Saved data entries
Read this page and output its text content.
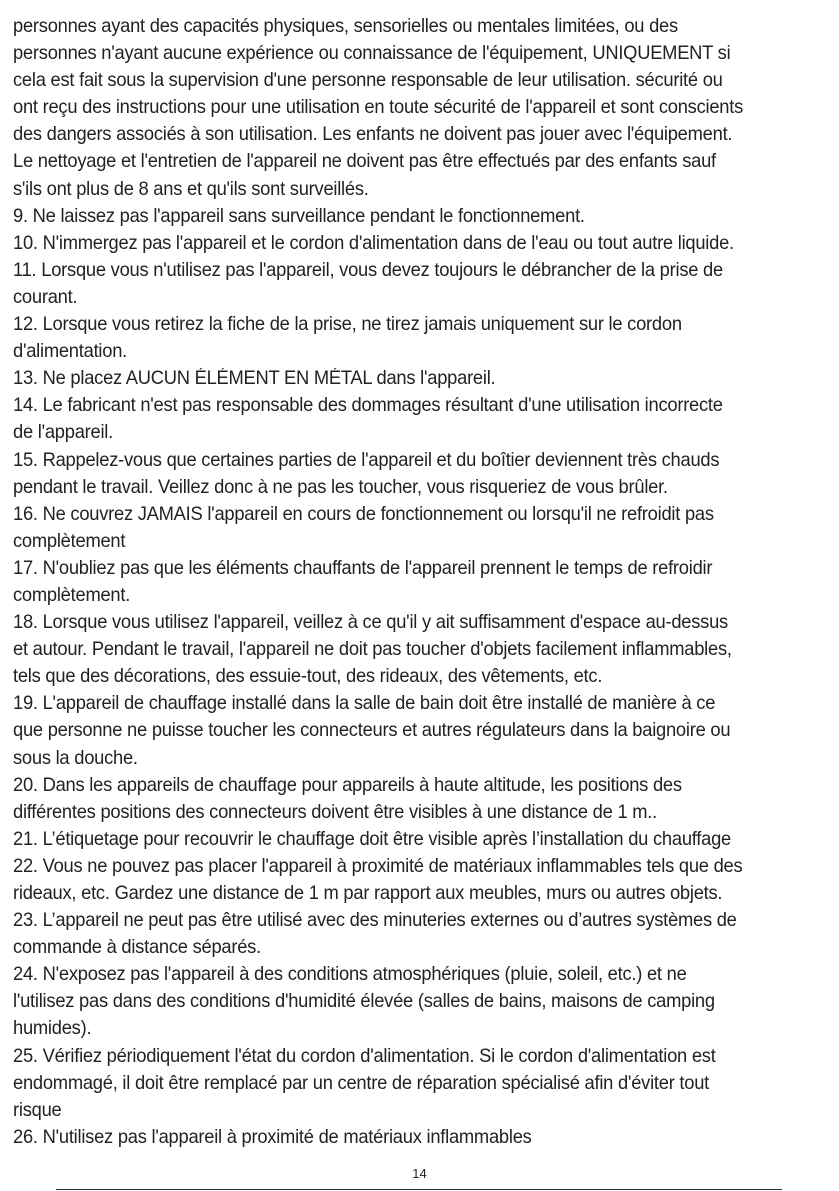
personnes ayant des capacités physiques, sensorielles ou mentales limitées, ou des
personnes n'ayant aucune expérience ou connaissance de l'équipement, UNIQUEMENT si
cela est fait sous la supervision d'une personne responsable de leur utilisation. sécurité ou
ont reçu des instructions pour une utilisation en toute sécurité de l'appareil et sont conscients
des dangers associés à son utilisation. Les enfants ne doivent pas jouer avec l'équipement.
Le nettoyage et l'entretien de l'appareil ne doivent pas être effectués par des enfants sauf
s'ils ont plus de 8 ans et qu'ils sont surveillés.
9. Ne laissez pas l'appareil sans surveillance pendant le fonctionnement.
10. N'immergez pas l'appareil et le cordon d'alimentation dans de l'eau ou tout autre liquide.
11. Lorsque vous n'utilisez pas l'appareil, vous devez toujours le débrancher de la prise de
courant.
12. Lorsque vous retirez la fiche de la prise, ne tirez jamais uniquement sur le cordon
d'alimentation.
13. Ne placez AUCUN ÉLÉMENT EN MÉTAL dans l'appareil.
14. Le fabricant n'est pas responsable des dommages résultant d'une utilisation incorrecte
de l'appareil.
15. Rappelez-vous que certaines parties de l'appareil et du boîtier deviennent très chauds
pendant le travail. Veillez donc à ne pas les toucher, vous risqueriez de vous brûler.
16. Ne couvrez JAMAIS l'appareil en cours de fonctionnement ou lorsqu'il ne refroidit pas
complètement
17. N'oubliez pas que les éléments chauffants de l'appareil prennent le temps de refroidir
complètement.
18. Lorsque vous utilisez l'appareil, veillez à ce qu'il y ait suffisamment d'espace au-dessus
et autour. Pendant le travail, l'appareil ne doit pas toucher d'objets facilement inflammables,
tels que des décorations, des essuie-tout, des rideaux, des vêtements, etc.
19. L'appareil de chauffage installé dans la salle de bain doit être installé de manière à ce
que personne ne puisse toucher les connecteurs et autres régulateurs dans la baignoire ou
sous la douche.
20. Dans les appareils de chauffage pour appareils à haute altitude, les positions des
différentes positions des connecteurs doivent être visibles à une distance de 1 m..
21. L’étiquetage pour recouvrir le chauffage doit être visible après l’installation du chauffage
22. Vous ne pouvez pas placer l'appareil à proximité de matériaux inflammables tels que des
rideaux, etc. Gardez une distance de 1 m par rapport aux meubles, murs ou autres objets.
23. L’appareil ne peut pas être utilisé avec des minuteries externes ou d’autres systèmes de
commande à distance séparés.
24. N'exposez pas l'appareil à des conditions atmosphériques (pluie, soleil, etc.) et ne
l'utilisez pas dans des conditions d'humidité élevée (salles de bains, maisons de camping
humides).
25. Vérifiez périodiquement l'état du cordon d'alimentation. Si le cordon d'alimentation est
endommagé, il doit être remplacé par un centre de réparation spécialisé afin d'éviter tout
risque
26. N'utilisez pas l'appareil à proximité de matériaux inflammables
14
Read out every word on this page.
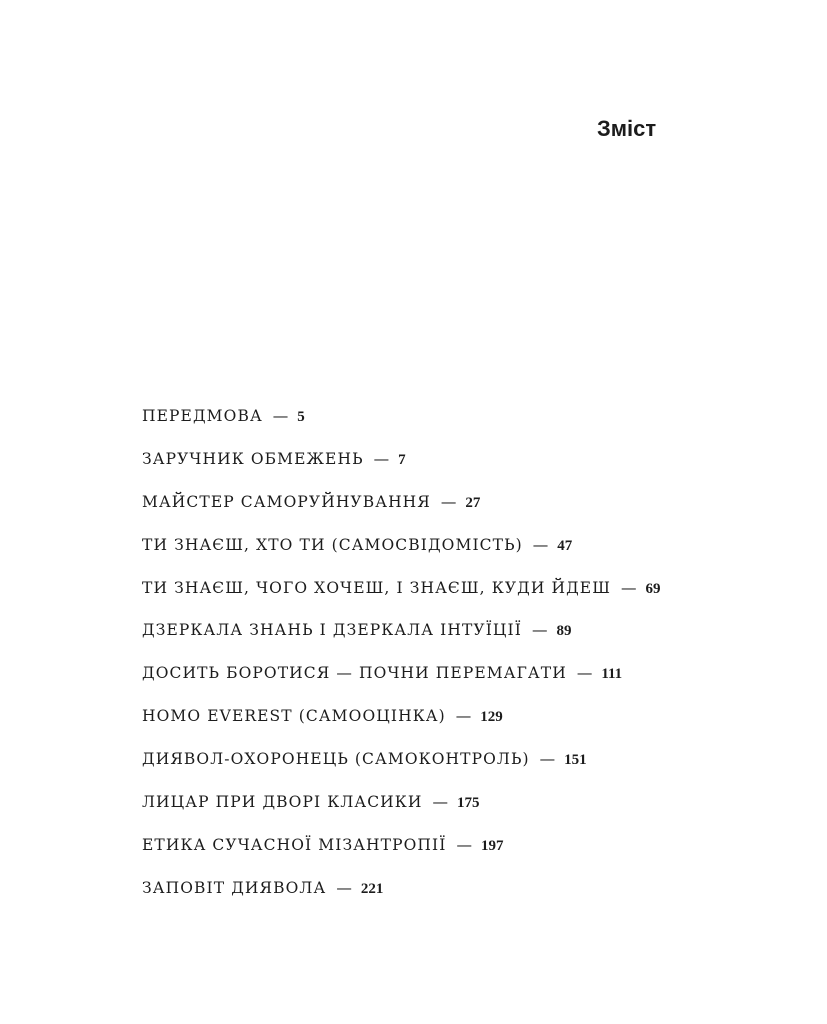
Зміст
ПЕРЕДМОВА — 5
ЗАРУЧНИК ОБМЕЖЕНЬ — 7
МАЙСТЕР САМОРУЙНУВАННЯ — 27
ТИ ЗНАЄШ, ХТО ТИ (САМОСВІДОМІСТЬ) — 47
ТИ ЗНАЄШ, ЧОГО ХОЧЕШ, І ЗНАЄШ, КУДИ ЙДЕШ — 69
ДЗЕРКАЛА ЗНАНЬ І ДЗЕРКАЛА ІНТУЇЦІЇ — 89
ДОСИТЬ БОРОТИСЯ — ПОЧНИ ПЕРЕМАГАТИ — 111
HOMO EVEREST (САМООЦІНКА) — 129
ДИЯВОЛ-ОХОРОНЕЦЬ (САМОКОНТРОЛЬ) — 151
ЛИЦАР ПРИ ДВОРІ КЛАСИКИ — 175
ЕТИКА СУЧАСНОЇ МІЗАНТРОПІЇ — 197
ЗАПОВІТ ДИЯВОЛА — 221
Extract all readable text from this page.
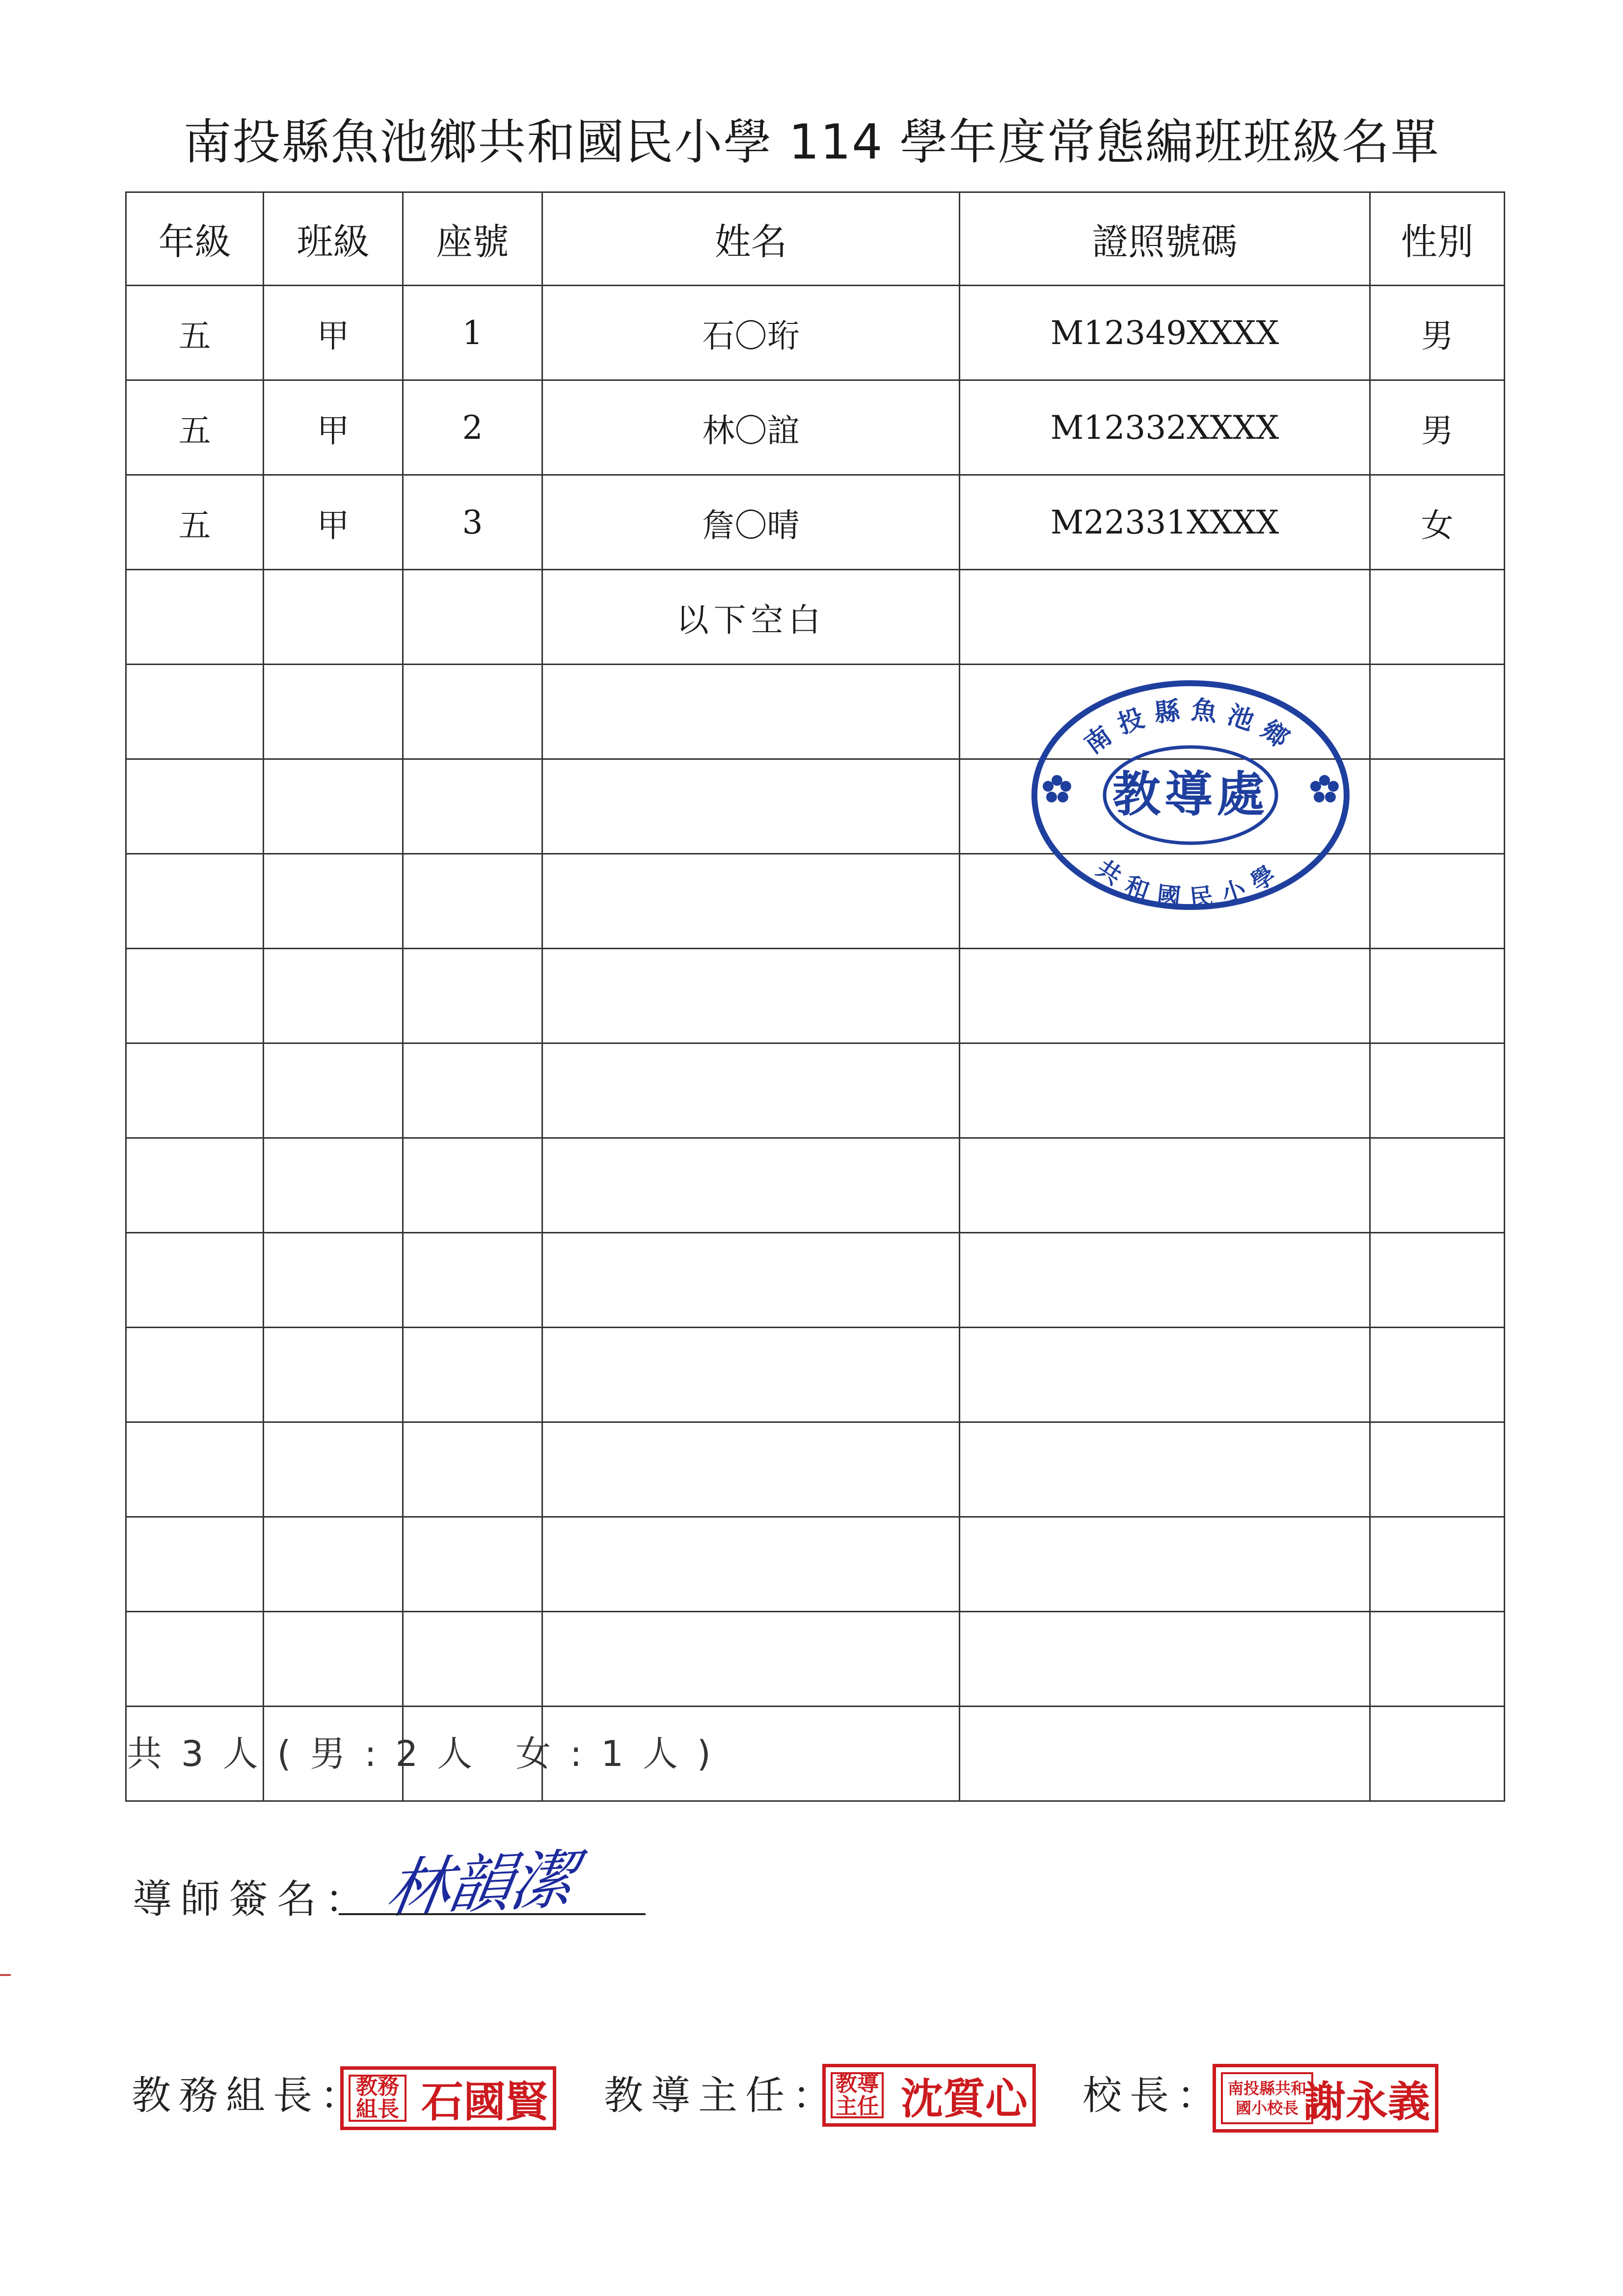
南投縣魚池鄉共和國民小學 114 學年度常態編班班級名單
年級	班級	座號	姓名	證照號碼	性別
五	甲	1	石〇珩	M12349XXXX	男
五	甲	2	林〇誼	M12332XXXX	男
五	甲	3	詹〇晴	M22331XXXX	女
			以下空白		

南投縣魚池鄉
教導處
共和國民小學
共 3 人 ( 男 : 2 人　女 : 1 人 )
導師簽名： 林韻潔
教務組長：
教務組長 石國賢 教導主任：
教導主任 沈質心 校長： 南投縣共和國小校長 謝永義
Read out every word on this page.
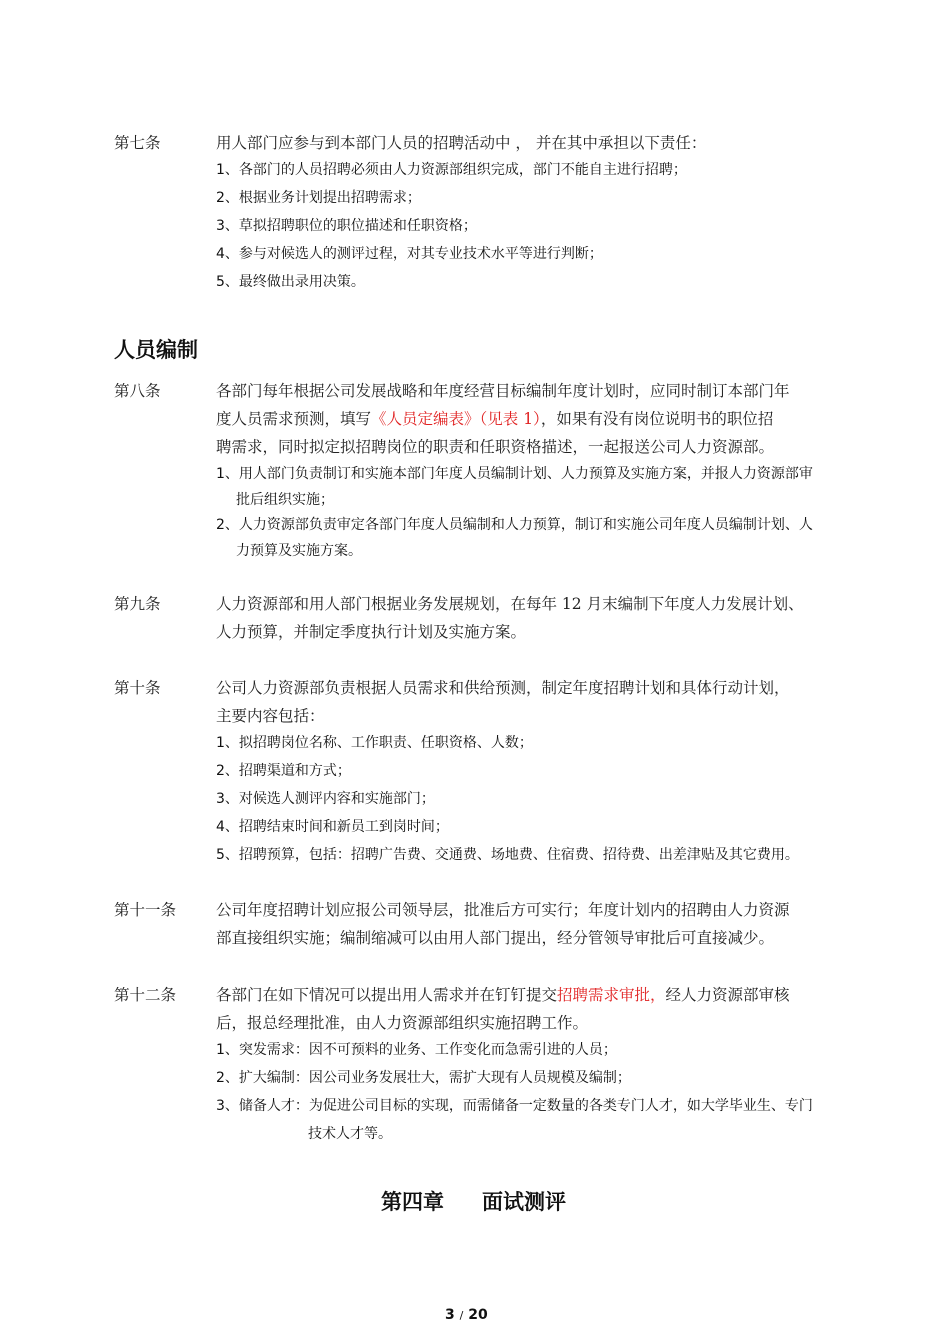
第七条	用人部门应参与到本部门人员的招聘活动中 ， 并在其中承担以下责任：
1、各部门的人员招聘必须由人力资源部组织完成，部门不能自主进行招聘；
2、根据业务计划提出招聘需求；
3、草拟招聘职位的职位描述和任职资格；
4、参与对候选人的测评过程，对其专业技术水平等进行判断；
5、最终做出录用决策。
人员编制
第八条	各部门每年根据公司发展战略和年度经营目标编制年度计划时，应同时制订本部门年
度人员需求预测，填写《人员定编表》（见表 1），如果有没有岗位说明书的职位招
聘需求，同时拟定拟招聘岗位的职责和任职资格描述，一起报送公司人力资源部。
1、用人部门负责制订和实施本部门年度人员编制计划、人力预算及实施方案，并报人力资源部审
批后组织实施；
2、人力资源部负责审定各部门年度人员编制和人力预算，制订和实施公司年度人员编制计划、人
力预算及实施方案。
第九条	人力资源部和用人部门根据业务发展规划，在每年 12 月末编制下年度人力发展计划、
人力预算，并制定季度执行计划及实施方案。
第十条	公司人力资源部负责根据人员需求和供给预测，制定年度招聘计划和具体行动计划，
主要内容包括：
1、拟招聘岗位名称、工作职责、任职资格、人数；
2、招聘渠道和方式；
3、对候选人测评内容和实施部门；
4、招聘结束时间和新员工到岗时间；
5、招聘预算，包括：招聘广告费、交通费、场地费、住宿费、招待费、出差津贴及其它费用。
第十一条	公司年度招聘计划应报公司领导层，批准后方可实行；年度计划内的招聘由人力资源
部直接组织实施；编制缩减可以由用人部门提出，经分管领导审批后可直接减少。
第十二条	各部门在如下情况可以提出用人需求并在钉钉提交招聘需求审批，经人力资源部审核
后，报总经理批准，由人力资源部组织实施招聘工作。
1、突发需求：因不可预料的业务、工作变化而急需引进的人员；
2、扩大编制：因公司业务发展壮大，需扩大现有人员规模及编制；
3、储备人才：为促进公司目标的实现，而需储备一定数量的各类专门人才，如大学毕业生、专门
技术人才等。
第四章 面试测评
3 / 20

Written problem – Scan the listing above for the word "inflammables" and copy every line that holds it.

Solved exercise –
et autour. Pendant le travail, l'appareil ne doit pas toucher d'objets facilement inflammables,
22. Vous ne pouvez pas placer l'appareil à proximité de matériaux inflammables tels que des
26. N'utilisez pas l'appareil à proximité de matériaux inflammables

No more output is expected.